» **Given exercise**
Across all the lines below, how many contain the string "title"? Please reply with the number only.

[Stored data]

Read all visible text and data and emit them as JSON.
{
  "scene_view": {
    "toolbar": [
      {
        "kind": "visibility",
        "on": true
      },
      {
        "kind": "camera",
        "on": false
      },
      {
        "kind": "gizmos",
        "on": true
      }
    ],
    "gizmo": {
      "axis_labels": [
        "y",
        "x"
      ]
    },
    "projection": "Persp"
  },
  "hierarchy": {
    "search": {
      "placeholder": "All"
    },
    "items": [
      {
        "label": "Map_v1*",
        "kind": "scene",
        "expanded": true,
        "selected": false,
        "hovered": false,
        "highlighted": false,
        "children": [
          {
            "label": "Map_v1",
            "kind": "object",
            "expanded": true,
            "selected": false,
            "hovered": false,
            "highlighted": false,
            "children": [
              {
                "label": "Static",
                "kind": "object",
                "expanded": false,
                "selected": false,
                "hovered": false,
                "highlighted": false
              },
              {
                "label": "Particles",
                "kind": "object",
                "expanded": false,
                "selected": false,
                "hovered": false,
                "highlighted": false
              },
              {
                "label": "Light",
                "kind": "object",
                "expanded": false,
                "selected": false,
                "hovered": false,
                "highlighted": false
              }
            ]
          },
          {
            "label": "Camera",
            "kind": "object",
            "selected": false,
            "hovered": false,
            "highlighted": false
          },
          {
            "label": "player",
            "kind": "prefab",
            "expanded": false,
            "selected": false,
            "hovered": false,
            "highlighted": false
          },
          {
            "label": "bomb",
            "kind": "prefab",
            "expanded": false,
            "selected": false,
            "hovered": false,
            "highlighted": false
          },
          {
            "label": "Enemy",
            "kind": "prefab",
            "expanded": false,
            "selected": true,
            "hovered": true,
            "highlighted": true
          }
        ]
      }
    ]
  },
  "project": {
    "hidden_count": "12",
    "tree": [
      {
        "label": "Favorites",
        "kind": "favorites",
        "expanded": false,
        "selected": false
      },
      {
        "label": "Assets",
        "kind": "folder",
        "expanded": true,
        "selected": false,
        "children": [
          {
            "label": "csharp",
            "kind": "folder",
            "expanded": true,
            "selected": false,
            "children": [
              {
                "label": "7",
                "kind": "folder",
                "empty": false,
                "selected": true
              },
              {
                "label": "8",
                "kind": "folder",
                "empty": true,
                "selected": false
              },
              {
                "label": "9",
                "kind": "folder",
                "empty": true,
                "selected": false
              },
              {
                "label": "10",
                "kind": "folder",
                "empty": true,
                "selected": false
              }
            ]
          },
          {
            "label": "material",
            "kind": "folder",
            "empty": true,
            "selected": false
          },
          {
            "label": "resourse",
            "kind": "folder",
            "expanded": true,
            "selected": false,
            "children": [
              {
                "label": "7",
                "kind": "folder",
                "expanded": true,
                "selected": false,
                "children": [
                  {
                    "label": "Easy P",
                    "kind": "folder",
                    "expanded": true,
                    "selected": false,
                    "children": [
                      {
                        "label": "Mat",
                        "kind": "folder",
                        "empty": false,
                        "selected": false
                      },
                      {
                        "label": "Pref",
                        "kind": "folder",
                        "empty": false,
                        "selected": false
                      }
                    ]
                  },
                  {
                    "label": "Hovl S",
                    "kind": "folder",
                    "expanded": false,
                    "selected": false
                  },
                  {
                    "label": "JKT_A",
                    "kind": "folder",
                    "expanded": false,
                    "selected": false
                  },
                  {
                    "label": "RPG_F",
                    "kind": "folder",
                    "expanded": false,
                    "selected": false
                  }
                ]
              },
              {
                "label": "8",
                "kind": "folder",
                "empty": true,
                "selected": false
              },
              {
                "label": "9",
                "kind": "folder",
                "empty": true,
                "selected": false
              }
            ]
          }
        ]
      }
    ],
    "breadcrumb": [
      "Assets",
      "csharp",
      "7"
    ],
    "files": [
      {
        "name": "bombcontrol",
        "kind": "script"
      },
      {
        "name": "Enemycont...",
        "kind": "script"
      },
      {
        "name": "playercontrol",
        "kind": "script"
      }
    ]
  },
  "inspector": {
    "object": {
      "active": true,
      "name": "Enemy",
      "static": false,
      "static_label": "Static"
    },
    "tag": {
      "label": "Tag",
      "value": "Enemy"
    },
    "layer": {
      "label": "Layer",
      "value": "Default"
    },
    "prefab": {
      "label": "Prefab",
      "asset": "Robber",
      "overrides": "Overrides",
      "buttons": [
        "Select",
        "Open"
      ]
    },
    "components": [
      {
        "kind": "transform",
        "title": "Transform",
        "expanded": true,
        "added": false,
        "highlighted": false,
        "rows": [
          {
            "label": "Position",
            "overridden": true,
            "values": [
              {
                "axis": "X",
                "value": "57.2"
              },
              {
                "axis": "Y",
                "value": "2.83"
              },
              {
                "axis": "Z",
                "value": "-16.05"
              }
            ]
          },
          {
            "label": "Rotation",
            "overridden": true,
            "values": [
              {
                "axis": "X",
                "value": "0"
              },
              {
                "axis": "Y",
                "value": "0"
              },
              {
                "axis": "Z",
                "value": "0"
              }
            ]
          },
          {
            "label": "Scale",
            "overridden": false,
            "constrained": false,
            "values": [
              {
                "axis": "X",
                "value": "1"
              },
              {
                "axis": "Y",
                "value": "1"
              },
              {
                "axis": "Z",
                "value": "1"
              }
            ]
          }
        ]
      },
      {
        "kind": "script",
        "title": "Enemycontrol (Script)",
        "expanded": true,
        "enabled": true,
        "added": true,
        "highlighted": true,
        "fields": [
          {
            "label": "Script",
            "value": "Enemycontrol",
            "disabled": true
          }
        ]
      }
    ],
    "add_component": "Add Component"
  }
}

» **Exercise result**
2